- Given request:
Copy each line of the entries beneath that contains the word "following".

- The input:
_ _ _ _

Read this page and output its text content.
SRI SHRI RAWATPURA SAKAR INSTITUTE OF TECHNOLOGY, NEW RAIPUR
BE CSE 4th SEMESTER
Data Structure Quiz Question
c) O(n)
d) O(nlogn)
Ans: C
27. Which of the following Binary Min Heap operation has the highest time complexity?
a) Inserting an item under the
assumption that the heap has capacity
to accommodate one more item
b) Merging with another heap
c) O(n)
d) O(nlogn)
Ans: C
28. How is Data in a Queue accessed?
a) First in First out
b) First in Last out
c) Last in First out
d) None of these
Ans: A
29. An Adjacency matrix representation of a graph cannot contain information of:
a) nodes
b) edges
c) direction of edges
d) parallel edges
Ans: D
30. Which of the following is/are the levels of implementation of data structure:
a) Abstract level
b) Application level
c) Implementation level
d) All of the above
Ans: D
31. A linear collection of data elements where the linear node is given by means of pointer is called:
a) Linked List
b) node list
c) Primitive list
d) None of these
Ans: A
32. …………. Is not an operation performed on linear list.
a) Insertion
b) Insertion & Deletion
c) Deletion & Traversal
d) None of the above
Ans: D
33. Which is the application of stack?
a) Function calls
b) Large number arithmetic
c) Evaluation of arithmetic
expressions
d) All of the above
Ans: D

_ _ _ _

- Solution:
27. Which of the following Binary Min Heap operation has the highest time complexity?
30. Which of the following is/are the levels of implementation of data structure:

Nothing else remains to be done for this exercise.